— start of QUOTED PASSAGE —
As part of her legal counsel for Prevezon, Veselnitskaya helped retain the services of Fusion GPS, the Washington private intelligence firm, to conduct research aimed at strengthening Prevezon’s defense, a rather awkward business arrangement, in light of the ongoing controversy over the Fusion-retailed Trump “dossier,” as I noted last week in this space. Veselnitskaya has been particularly outspoken about the primary campaigner for the Magnitsky Act, the dead lawyer’s former client William Browder, the CEO of Hermitage Capital Management, a hedge fund whose properties were allegedly stolen and used in perpetrating the 2007 tax fraud.

According to a response letter written to Judge Pauley, written by Faith Gay of the New York-based law firm Quinn Emanuel Urquhart & Sullivan, Prevezon’s other counsel, the Netherlands complaint was filed by Hermitage Capital Management, “the same William Browder-managed entity that instigated this action,” referring to the US civil asset forfeiture case.

Browder confirmed with me that Hermitage did indeed bring the case to the Dutch authorities’ attention, which he says is criminal in nature, as opposed to the civil litigation pursued by the US. He insisted, however, that a decision to pursue the investigation was solely up to the authorities themselves. Marieke van der Molen, a media officer in the anti-money laundering unit of the Netherlands public prosecutor’s office, did not return my request for comment on the case in time for publication.
— end of QUOTED PASSAGE —
— start of DATASET —
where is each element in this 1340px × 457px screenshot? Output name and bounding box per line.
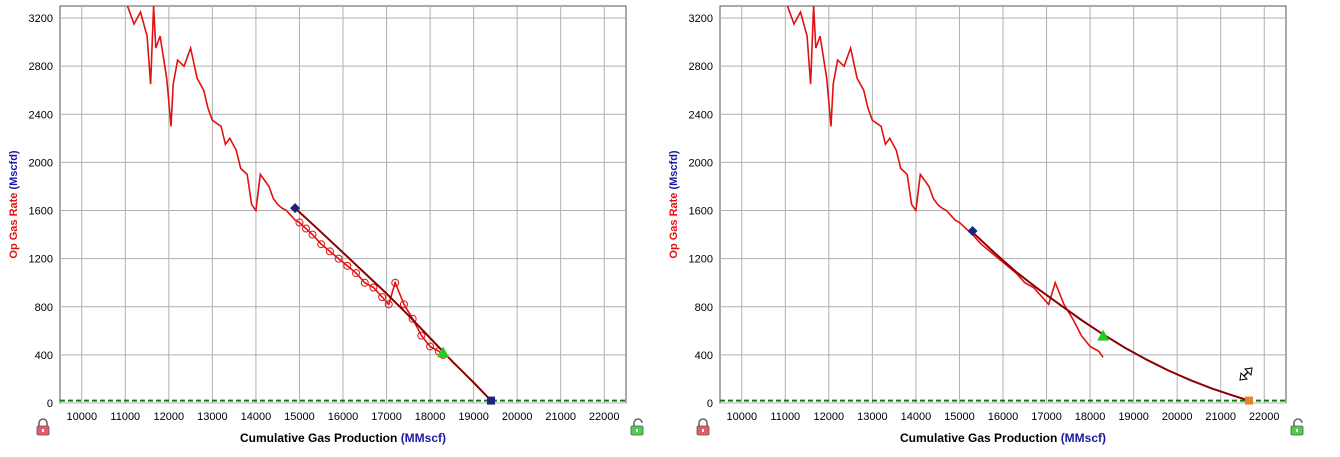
x-tick-label: 20000 [1162,411,1193,423]
y-axis-title: Op Gas Rate (Mscfd) [668,150,680,259]
x-tick-label: 11000 [110,411,140,423]
y-tick-label: 2000 [689,157,713,169]
abandonment-marker[interactable] [487,396,496,405]
x-tick-label: 21000 [1205,411,1236,423]
selected-data-point [308,230,317,239]
selected-data-point [325,247,334,256]
selected-data-point [295,218,304,227]
x-tick-label: 19000 [458,411,489,423]
x-tick-label: 16000 [328,411,359,423]
y-tick-label: 1200 [29,254,53,266]
x-axis-unit: (MMscf) [1061,431,1106,445]
lock-icon[interactable] [36,418,50,436]
x-tick-label: 18000 [415,411,446,423]
selected-data-point [408,314,417,323]
grid [720,6,1286,404]
x-tick-label: 13000 [197,411,228,423]
selected-data-point [426,342,435,351]
y-tick-label: 2800 [689,61,713,73]
x-tick-label: 15000 [944,411,975,423]
x-axis-label: Cumulative Gas Production [240,431,401,445]
x-tick-label: 12000 [154,411,185,423]
chart-panel-right: 10000 11000 12000 13000 14000 15000 16000 17000… [660,0,1330,457]
chart-left[interactable]: 10000 11000 12000 13000 14000 15000 16000 17000… [0,0,670,457]
x-axis-title: Cumulative Gas Production (MMscf) [900,431,1106,445]
y-tick-label: 0 [47,398,53,410]
x-tick-label: 12000 [814,411,845,423]
x-tick-label: 10000 [66,411,97,423]
unlock-icon[interactable] [1290,418,1304,436]
x-tick-label: 18000 [1075,411,1106,423]
y-tick-label: 1600 [689,206,713,218]
y-tick-label: 800 [695,302,713,314]
y-tick-label: 2400 [689,109,713,121]
chart-panel-left: 10000 11000 12000 13000 14000 15000 16000 17000… [0,0,670,457]
end-of-data-marker[interactable] [437,346,450,358]
selected-data-point [378,293,387,302]
y-tick-label: 2400 [29,109,53,121]
x-tick-label: 16000 [988,411,1019,423]
x-tick-label: 20000 [502,411,533,423]
y-tick-label: 3200 [29,13,53,25]
selected-data-point [334,254,343,263]
y-axis-label: Op Gas Rate [668,190,680,259]
y-axis-unit: (Mscfd) [668,150,680,189]
y-tick-label: 1600 [29,206,53,218]
chart-right[interactable]: 10000 11000 12000 13000 14000 15000 16000 17000… [660,0,1330,457]
x-tick-label: 17000 [1031,411,1062,423]
selected-data-point [369,283,378,292]
unlock-icon[interactable] [630,418,644,436]
selected-data-point [360,278,369,287]
rate-data-line[interactable] [125,0,444,356]
x-axis-unit: (MMscf) [401,431,446,445]
y-tick-label: 400 [35,350,53,362]
end-of-data-marker[interactable] [1097,329,1110,341]
y-tick-label: 3200 [689,13,713,25]
selected-data-point [343,261,352,270]
selected-data-point [301,224,310,233]
resize-cursor-icon [1239,367,1253,381]
forecast-line[interactable] [294,207,492,402]
y-axis-title: Op Gas Rate (Mscfd) [8,150,20,259]
y-tick-label: 400 [695,350,713,362]
y-axis-unit: (Mscfd) [8,150,20,189]
x-tick-label: 15000 [284,411,315,423]
x-tick-label: 14000 [241,411,272,423]
start-marker[interactable] [290,203,301,214]
selected-data-point [384,300,393,309]
x-tick-label: 19000 [1118,411,1149,423]
series-group [125,0,492,402]
selected-data-point [317,240,326,249]
x-tick-label: 22000 [589,411,620,423]
y-axis-label: Op Gas Rate [8,190,20,259]
x-tick-label: 22000 [1249,411,1280,423]
y-tick-label: 0 [707,398,713,410]
x-tick-label: 10000 [726,411,757,423]
x-tick-label: 14000 [901,411,932,423]
grid [60,6,626,404]
x-tick-label: 21000 [545,411,576,423]
x-tick-label: 13000 [857,411,888,423]
selected-data-point [391,278,400,287]
lock-icon[interactable] [696,418,710,436]
x-tick-label: 11000 [770,411,800,423]
y-tick-label: 800 [35,302,53,314]
y-tick-label: 1200 [689,254,713,266]
y-tick-label: 2000 [29,157,53,169]
x-axis-title: Cumulative Gas Production (MMscf) [240,431,446,445]
selected-data-point [417,331,426,340]
selected-data-point [399,300,408,309]
start-marker[interactable] [967,225,978,236]
selected-data-point [352,269,361,278]
x-tick-label: 17000 [371,411,402,423]
rate-data-line[interactable] [785,0,1104,358]
forecast-line[interactable] [971,231,1250,402]
abandonment-marker[interactable] [1244,396,1253,405]
series-group [785,0,1250,402]
y-tick-label: 2800 [29,61,53,73]
x-axis-label: Cumulative Gas Production [900,431,1061,445]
— end of DATASET —
§ **YOUR TASKS**
1) Quote the passage about Prevezon's legal defense word for word, starting with "According to a" and going on through "asset forfeiture case.".
2) In the passage about Prevezon's legal defense, who wrote the response letter to Judge Pauley?
3) Write what comes next in the passage about Prevezon's legal defense, picking up after its final sentence.

§ **ANSWERS TO THE EXERCISES**
1)
According to a response letter written to Judge Pauley, written by Faith Gay of the New York-based law firm Quinn Emanuel Urquhart & Sullivan, Prevezon’s other counsel, the Netherlands complaint was filed by Hermitage Capital Management, “the same William Browder-managed entity that instigated this action,” referring to the US civil asset forfeiture case.

2) Faith Gay of the New York-based law firm Quinn Emanuel Urquhart & Sullivan wrote it.

3)
Veselnitskaya has previously celebrated the resolution of the Prevezon case in the US as vindication of her client’s innocence, even though that innocence was not technically established under the terms of the settlement.

On May 15, she posted on her personal Facebook page the following in Russian: “Just now, an almost 4-year battle of the American state with a Russian citizen is over. On the terms of the Russians. The deal in the case that was initiated four years ago by a fugitive tax fraudster has been approved today by Judge Pauley. The United States abandoned Browder and did the right thing. The thief should be in prison, and not walk around the corridors of Congress.”

Veselnitskaya still represents Prevezon. Her name is also mentioned in Faith Gay’s letter to Judge Pauley, seeking to “direct the [US] Government to seek immigration parole (or any other necessary temporary immigration status)” to permit her, as the defendant’s Russian counsel, to attend further court proceedings in the New York Southern District.

A spokesman for the press office at the Southern District’s Civil Division declined comment for this story.